- [DIRECTIONS FOR THIS TASK] Repeat everything in the material exactly.

- [LISTED RECORDS]
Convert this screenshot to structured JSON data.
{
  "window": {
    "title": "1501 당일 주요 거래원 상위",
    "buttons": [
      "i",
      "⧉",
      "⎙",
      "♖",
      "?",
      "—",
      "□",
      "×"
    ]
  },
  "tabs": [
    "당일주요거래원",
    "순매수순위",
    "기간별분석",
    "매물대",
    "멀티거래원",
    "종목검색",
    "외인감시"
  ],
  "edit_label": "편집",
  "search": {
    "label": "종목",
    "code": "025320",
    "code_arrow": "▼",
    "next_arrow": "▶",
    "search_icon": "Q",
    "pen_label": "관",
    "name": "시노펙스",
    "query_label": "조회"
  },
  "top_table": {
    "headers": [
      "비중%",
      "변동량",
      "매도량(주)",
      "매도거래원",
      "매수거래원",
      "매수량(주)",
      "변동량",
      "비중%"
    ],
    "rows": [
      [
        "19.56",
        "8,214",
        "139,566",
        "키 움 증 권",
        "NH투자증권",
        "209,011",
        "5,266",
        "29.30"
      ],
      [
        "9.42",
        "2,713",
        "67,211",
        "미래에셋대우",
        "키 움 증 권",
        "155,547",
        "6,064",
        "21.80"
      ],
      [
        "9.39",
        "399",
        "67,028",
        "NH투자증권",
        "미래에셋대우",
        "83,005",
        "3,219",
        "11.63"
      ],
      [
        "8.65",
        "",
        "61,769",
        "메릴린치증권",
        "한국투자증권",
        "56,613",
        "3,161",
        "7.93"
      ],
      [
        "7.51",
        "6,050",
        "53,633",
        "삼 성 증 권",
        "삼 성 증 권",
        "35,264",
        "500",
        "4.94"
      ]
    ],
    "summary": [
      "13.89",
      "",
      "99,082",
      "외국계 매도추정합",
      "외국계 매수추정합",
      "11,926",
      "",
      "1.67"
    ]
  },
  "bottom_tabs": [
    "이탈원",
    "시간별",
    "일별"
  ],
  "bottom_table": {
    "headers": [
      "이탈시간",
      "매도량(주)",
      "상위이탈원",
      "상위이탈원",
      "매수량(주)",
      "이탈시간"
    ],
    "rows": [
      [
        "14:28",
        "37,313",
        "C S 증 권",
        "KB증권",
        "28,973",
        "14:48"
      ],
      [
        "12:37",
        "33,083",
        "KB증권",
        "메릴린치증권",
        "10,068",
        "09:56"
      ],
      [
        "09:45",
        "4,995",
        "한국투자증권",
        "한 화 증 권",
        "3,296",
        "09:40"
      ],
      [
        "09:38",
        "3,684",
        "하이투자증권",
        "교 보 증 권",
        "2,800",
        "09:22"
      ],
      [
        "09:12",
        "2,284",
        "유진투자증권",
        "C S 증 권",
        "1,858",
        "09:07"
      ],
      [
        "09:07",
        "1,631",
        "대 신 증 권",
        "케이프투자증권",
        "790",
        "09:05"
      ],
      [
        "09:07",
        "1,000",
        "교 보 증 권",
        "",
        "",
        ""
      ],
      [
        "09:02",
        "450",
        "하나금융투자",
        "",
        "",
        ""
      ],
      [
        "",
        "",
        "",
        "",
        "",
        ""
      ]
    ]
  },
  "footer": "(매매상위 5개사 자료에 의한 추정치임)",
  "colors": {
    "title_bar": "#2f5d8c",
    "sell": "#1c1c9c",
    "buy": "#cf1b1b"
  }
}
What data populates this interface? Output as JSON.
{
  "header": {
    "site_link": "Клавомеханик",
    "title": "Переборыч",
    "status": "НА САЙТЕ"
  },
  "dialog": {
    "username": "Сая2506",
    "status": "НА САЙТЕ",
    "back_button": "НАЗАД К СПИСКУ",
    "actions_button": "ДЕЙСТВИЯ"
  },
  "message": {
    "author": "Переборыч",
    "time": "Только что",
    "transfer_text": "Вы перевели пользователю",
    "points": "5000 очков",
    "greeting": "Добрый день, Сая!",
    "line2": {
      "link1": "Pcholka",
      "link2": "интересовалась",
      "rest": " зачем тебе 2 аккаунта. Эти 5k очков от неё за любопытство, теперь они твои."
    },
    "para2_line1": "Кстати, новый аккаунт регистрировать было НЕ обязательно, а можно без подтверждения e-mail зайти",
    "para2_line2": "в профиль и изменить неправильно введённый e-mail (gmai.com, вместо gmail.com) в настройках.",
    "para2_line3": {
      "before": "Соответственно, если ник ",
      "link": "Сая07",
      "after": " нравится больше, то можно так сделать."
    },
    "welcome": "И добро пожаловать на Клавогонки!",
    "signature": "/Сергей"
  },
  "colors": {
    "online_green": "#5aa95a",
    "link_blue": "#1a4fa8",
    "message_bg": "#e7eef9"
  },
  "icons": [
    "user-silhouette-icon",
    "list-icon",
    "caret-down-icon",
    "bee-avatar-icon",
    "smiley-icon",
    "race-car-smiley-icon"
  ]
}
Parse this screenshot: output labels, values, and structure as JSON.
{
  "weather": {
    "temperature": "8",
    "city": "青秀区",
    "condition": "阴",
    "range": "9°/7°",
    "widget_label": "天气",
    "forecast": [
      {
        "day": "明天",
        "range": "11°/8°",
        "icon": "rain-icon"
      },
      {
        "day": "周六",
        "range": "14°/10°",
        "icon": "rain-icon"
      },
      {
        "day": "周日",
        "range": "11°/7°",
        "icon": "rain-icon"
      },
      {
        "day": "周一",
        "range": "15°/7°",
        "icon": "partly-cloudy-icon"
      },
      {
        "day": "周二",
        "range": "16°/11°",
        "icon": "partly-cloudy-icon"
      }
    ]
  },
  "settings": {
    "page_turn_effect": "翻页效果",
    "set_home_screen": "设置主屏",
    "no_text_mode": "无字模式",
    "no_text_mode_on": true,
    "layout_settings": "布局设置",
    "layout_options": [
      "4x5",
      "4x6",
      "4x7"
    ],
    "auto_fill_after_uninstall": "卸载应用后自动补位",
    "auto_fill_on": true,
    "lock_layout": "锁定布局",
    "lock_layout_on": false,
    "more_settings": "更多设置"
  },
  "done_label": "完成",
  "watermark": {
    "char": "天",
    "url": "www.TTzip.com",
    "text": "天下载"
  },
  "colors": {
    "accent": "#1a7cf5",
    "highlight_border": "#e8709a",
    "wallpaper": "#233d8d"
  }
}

- [OUTPUT FOR THIS EXERCISE]
Convert this screenshot to structured JSON data.
{
  "window": {
    "title": "1501 당일 주요 거래원 상위",
    "buttons": [
      "i",
      "⧉",
      "⎙",
      "♖",
      "?",
      "—",
      "□",
      "×"
    ]
  },
  "tabs": [
    "당일주요거래원",
    "순매수순위",
    "기간별분석",
    "매물대",
    "멀티거래원",
    "종목검색",
    "외인감시"
  ],
  "edit_label": "편집",
  "search": {
    "label": "종목",
    "code": "025320",
    "code_arrow": "▼",
    "next_arrow": "▶",
    "search_icon": "Q",
    "pen_label": "관",
    "name": "시노펙스",
    "query_label": "조회"
  },
  "top_table": {
    "headers": [
      "비중%",
      "변동량",
      "매도량(주)",
      "매도거래원",
      "매수거래원",
      "매수량(주)",
      "변동량",
      "비중%"
    ],
    "rows": [
      [
        "19.56",
        "8,214",
        "139,566",
        "키 움 증 권",
        "NH투자증권",
        "209,011",
        "5,266",
        "29.30"
      ],
      [
        "9.42",
        "2,713",
        "67,211",
        "미래에셋대우",
        "키 움 증 권",
        "155,547",
        "6,064",
        "21.80"
      ],
      [
        "9.39",
        "399",
        "67,028",
        "NH투자증권",
        "미래에셋대우",
        "83,005",
        "3,219",
        "11.63"
      ],
      [
        "8.65",
        "",
        "61,769",
        "메릴린치증권",
        "한국투자증권",
        "56,613",
        "3,161",
        "7.93"
      ],
      [
        "7.51",
        "6,050",
        "53,633",
        "삼 성 증 권",
        "삼 성 증 권",
        "35,264",
        "500",
        "4.94"
      ]
    ],
    "summary": [
      "13.89",
      "",
      "99,082",
      "외국계 매도추정합",
      "외국계 매수추정합",
      "11,926",
      "",
      "1.67"
    ]
  },
  "bottom_tabs": [
    "이탈원",
    "시간별",
    "일별"
  ],
  "bottom_table": {
    "headers": [
      "이탈시간",
      "매도량(주)",
      "상위이탈원",
      "상위이탈원",
      "매수량(주)",
      "이탈시간"
    ],
    "rows": [
      [
        "14:28",
        "37,313",
        "C S 증 권",
        "KB증권",
        "28,973",
        "14:48"
      ],
      [
        "12:37",
        "33,083",
        "KB증권",
        "메릴린치증권",
        "10,068",
        "09:56"
      ],
      [
        "09:45",
        "4,995",
        "한국투자증권",
        "한 화 증 권",
        "3,296",
        "09:40"
      ],
      [
        "09:38",
        "3,684",
        "하이투자증권",
        "교 보 증 권",
        "2,800",
        "09:22"
      ],
      [
        "09:12",
        "2,284",
        "유진투자증권",
        "C S 증 권",
        "1,858",
        "09:07"
      ],
      [
        "09:07",
        "1,631",
        "대 신 증 권",
        "케이프투자증권",
        "790",
        "09:05"
      ],
      [
        "09:07",
        "1,000",
        "교 보 증 권",
        "",
        "",
        ""
      ],
      [
        "09:02",
        "450",
        "하나금융투자",
        "",
        "",
        ""
      ],
      [
        "",
        "",
        "",
        "",
        "",
        ""
      ]
    ]
  },
  "footer": "(매매상위 5개사 자료에 의한 추정치임)",
  "colors": {
    "title_bar": "#2f5d8c",
    "sell": "#1c1c9c",
    "buy": "#cf1b1b"
  }
}
What data populates this interface? Output as JSON.
{
  "header": {
    "site_link": "Клавомеханик",
    "title": "Переборыч",
    "status": "НА САЙТЕ"
  },
  "dialog": {
    "username": "Сая2506",
    "status": "НА САЙТЕ",
    "back_button": "НАЗАД К СПИСКУ",
    "actions_button": "ДЕЙСТВИЯ"
  },
  "message": {
    "author": "Переборыч",
    "time": "Только что",
    "transfer_text": "Вы перевели пользователю",
    "points": "5000 очков",
    "greeting": "Добрый день, Сая!",
    "line2": {
      "link1": "Pcholka",
      "link2": "интересовалась",
      "rest": " зачем тебе 2 аккаунта. Эти 5k очков от неё за любопытство, теперь они твои."
    },
    "para2_line1": "Кстати, новый аккаунт регистрировать было НЕ обязательно, а можно без подтверждения e-mail зайти",
    "para2_line2": "в профиль и изменить неправильно введённый e-mail (gmai.com, вместо gmail.com) в настройках.",
    "para2_line3": {
      "before": "Соответственно, если ник ",
      "link": "Сая07",
      "after": " нравится больше, то можно так сделать."
    },
    "welcome": "И добро пожаловать на Клавогонки!",
    "signature": "/Сергей"
  },
  "colors": {
    "online_green": "#5aa95a",
    "link_blue": "#1a4fa8",
    "message_bg": "#e7eef9"
  },
  "icons": [
    "user-silhouette-icon",
    "list-icon",
    "caret-down-icon",
    "bee-avatar-icon",
    "smiley-icon",
    "race-car-smiley-icon"
  ]
}
Parse this screenshot: output labels, values, and structure as JSON.
{
  "weather": {
    "temperature": "8",
    "city": "青秀区",
    "condition": "阴",
    "range": "9°/7°",
    "widget_label": "天气",
    "forecast": [
      {
        "day": "明天",
        "range": "11°/8°",
        "icon": "rain-icon"
      },
      {
        "day": "周六",
        "range": "14°/10°",
        "icon": "rain-icon"
      },
      {
        "day": "周日",
        "range": "11°/7°",
        "icon": "rain-icon"
      },
      {
        "day": "周一",
        "range": "15°/7°",
        "icon": "partly-cloudy-icon"
      },
      {
        "day": "周二",
        "range": "16°/11°",
        "icon": "partly-cloudy-icon"
      }
    ]
  },
  "settings": {
    "page_turn_effect": "翻页效果",
    "set_home_screen": "设置主屏",
    "no_text_mode": "无字模式",
    "no_text_mode_on": true,
    "layout_settings": "布局设置",
    "layout_options": [
      "4x5",
      "4x6",
      "4x7"
    ],
    "auto_fill_after_uninstall": "卸载应用后自动补位",
    "auto_fill_on": true,
    "lock_layout": "锁定布局",
    "lock_layout_on": false,
    "more_settings": "更多设置"
  },
  "done_label": "完成",
  "watermark": {
    "char": "天",
    "url": "www.TTzip.com",
    "text": "天下载"
  },
  "colors": {
    "accent": "#1a7cf5",
    "highlight_border": "#e8709a",
    "wallpaper": "#233d8d"
  }
}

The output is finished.